Supplied data:
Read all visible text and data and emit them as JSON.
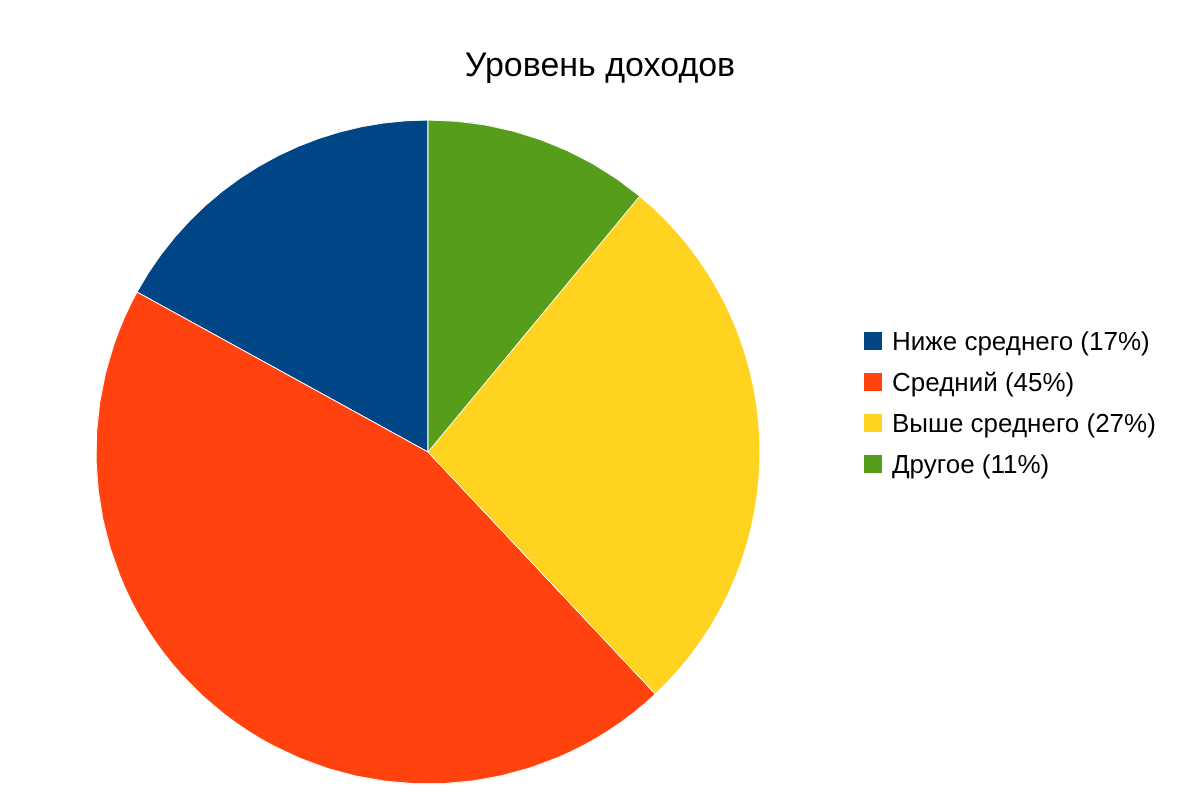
{
  "chart_data": {
    "type": "pie",
    "title": "Уровень доходов",
    "categories": [
      "Ниже среднего (17%)",
      "Средний (45%)",
      "Выше среднего (27%)",
      "Другое (11%)"
    ],
    "values": [
      17,
      45,
      27,
      11
    ],
    "colors": [
      "#004586",
      "#ff420e",
      "#ffd320",
      "#579d1c"
    ],
    "legend": "right"
  }
}
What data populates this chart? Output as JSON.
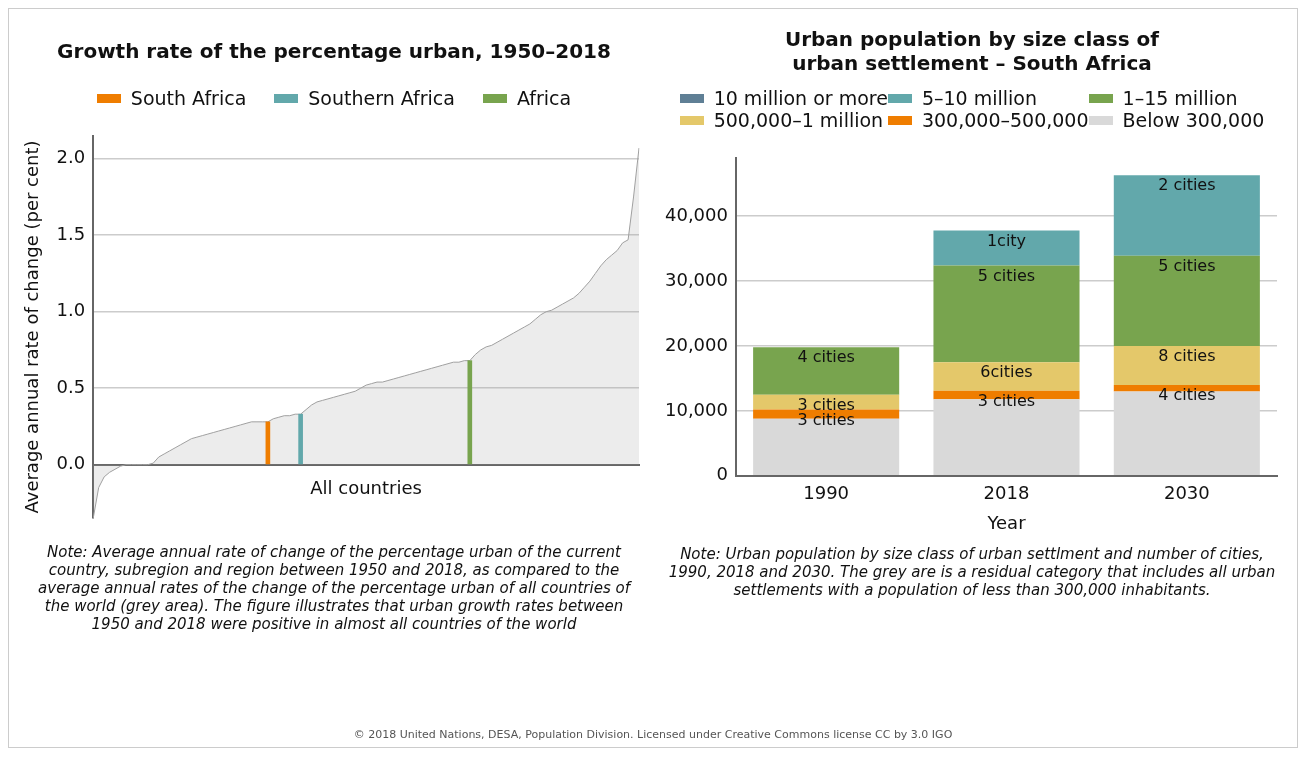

Written problem:
Drop the images and quote the entries word for word.

Solved problem:
Read all visible text and data and emit them as JSON.
{
  "chart_data": {
    "type": "pie",
    "title": "Уровень доходов",
    "categories": [
      "Ниже среднего (17%)",
      "Средний (45%)",
      "Выше среднего (27%)",
      "Другое (11%)"
    ],
    "values": [
      17,
      45,
      27,
      11
    ],
    "colors": [
      "#004586",
      "#ff420e",
      "#ffd320",
      "#579d1c"
    ],
    "legend": "right"
  }
}
What data populates this chart? Output as JSON.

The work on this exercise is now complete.